[Stored dataset items]
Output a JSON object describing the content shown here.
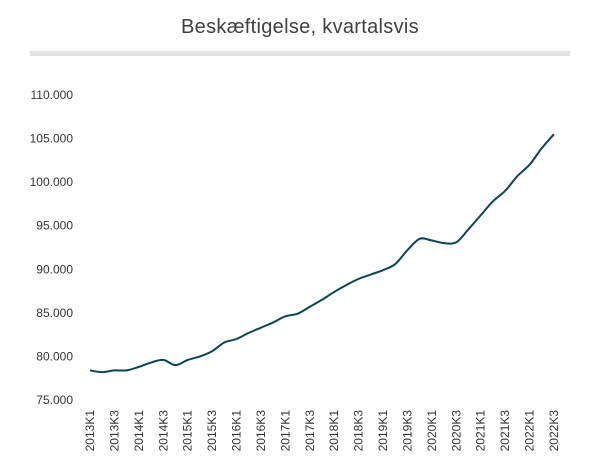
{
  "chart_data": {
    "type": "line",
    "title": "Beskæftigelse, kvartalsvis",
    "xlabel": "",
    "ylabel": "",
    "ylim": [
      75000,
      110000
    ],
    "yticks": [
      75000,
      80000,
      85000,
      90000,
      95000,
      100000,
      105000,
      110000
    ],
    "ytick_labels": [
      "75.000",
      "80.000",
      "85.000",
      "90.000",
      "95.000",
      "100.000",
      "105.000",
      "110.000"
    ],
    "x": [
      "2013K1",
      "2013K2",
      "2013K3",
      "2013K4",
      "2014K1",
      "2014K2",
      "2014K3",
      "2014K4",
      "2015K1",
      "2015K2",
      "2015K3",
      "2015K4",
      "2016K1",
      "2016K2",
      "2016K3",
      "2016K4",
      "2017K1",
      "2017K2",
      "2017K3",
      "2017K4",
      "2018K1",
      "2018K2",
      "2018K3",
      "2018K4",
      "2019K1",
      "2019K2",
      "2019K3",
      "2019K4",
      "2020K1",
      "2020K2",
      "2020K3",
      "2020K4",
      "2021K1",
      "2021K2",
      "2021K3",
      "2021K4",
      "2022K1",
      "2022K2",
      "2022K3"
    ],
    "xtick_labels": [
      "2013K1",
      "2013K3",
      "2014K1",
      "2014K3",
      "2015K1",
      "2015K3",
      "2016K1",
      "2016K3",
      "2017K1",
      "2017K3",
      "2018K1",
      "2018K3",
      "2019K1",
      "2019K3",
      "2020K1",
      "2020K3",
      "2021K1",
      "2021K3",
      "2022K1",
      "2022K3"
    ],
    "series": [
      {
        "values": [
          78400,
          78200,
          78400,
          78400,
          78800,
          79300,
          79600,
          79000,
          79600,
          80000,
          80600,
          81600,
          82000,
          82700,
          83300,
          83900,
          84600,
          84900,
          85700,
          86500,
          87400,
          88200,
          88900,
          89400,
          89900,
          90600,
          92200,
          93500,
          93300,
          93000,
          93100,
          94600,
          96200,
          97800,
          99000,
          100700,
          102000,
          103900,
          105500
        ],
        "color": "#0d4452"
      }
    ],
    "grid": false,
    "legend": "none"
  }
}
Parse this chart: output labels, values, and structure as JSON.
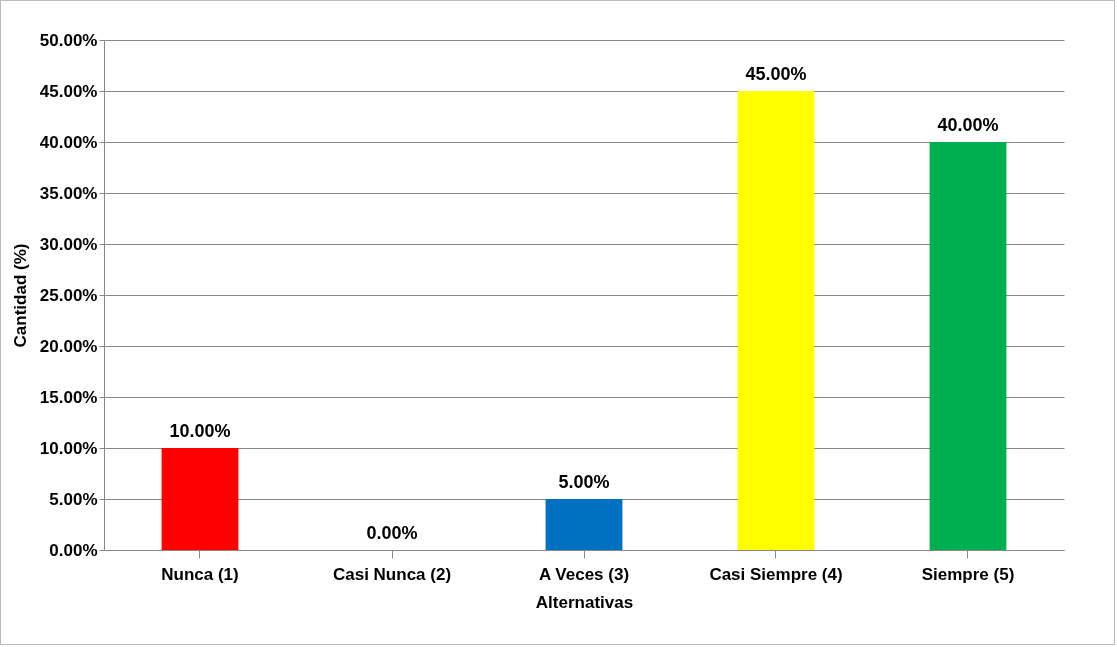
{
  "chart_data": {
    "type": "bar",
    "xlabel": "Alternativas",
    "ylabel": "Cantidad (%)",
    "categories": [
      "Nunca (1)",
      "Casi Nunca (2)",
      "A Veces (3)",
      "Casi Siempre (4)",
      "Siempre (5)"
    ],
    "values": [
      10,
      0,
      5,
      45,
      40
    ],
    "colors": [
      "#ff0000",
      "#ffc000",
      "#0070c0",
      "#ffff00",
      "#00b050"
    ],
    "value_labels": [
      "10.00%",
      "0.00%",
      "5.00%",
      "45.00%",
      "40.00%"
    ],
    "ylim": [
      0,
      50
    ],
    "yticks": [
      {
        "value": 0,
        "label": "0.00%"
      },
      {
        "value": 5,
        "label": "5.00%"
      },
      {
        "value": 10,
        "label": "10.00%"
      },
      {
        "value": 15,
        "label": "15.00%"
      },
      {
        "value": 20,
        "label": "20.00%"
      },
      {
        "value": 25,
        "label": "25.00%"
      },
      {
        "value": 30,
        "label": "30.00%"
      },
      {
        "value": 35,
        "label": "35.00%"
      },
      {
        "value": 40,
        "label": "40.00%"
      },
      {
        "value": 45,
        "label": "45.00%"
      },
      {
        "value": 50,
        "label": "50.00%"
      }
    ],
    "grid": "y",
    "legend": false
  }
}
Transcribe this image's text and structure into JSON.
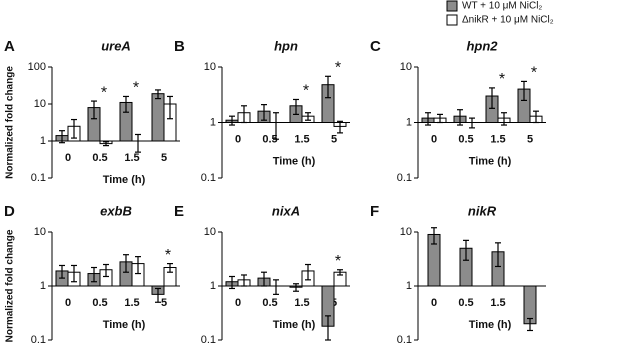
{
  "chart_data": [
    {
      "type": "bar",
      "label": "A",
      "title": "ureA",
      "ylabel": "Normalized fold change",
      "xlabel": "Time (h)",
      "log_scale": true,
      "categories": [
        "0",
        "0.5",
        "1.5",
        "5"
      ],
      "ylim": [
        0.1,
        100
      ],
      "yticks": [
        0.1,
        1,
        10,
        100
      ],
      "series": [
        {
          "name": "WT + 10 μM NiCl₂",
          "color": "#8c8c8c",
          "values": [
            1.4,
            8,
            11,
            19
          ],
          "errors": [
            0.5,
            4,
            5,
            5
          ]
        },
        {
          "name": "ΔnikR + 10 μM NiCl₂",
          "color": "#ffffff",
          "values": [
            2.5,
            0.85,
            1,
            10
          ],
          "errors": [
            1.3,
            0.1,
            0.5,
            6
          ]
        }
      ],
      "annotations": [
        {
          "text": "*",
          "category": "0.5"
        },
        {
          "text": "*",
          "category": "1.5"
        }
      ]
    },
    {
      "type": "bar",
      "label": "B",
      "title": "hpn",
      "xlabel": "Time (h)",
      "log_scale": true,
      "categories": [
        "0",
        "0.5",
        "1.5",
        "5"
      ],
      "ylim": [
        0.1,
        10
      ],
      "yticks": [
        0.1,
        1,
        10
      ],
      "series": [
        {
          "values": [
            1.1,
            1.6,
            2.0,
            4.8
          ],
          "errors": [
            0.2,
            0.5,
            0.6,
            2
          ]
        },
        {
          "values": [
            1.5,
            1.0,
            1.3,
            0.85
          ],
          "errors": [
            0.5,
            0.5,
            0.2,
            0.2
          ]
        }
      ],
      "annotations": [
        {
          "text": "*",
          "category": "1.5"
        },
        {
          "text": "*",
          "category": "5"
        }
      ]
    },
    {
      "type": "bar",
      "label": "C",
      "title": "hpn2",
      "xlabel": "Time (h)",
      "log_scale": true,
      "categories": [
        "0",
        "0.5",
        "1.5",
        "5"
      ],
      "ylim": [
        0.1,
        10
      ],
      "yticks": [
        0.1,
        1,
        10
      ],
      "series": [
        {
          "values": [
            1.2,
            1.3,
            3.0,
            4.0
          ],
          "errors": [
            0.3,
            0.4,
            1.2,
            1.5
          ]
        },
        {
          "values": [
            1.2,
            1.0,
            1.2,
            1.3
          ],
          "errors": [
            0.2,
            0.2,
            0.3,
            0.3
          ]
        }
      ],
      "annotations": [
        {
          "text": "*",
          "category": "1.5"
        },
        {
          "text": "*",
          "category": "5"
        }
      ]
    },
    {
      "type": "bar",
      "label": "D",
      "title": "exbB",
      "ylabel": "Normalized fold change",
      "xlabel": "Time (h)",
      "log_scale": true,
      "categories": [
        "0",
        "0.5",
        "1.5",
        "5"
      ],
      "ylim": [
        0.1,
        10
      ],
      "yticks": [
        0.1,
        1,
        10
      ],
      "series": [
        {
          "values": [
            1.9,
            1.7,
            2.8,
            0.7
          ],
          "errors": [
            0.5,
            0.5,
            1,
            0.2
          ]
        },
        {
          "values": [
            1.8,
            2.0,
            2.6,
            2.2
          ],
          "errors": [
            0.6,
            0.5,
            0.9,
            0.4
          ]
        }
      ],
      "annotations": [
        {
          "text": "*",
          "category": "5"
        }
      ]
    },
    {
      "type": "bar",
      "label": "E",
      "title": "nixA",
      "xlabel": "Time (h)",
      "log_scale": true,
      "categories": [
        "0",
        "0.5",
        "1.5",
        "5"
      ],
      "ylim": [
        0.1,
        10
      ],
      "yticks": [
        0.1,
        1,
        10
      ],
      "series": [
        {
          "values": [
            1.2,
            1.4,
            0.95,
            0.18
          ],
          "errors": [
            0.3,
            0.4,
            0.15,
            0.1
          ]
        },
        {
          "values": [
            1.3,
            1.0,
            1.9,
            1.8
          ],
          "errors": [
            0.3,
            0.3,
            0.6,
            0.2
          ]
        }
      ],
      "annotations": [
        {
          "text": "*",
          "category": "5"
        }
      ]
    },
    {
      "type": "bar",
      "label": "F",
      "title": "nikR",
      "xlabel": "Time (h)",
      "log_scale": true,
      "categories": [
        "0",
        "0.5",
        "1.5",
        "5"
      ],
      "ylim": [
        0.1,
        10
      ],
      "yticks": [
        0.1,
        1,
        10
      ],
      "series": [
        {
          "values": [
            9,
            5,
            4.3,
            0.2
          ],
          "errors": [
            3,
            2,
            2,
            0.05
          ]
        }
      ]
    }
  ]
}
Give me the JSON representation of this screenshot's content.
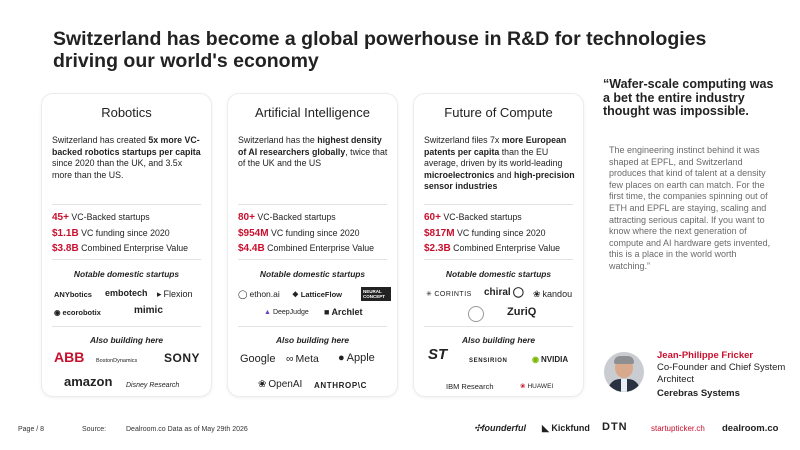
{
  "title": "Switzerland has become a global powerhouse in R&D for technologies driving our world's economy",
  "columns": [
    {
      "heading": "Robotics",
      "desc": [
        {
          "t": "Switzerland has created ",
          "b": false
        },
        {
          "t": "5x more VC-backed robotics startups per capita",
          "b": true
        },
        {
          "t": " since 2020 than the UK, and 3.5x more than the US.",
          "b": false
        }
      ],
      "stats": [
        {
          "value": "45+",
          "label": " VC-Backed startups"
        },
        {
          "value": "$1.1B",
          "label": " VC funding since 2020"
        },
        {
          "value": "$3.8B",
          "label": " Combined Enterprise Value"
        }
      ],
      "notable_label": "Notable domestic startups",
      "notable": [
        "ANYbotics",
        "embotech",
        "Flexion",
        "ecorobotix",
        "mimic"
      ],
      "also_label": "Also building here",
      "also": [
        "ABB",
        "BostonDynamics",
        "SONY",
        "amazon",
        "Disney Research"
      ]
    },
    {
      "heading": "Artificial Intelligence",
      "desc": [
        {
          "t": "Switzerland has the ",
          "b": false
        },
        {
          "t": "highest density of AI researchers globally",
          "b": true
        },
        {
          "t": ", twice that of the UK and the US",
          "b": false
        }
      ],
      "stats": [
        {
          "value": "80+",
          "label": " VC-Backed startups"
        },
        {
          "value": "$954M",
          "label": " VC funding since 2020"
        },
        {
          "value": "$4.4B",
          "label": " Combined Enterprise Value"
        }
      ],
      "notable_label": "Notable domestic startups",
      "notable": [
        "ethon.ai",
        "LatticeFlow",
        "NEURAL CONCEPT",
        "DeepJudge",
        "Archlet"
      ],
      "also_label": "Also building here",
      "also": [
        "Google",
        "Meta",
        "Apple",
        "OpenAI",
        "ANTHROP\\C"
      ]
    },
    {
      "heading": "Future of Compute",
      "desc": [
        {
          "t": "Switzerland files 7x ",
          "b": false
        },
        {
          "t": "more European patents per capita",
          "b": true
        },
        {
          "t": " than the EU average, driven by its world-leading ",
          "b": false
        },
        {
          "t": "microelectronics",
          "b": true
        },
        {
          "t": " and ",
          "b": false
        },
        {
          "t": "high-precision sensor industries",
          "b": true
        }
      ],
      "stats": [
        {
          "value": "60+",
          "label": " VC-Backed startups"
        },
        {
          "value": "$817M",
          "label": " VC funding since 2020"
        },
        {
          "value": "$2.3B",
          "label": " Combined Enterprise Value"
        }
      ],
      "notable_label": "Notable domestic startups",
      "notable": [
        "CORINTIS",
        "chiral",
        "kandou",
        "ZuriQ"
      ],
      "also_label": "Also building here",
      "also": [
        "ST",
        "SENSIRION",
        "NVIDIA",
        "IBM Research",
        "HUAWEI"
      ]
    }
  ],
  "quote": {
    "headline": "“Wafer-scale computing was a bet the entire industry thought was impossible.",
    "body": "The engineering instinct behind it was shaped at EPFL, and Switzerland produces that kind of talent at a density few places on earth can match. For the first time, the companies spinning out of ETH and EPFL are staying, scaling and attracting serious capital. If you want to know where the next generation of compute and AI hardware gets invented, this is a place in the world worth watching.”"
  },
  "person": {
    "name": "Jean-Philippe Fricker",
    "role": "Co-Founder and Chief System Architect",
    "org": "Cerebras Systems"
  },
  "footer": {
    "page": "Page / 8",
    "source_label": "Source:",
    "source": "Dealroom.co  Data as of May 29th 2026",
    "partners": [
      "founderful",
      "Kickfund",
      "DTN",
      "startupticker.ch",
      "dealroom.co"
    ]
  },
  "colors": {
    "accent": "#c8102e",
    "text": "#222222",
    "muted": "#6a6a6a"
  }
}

* What to produce:
How many lines in the listing contain "NiCl₂"? Answer with the number alone.

* Solution to this problem:
2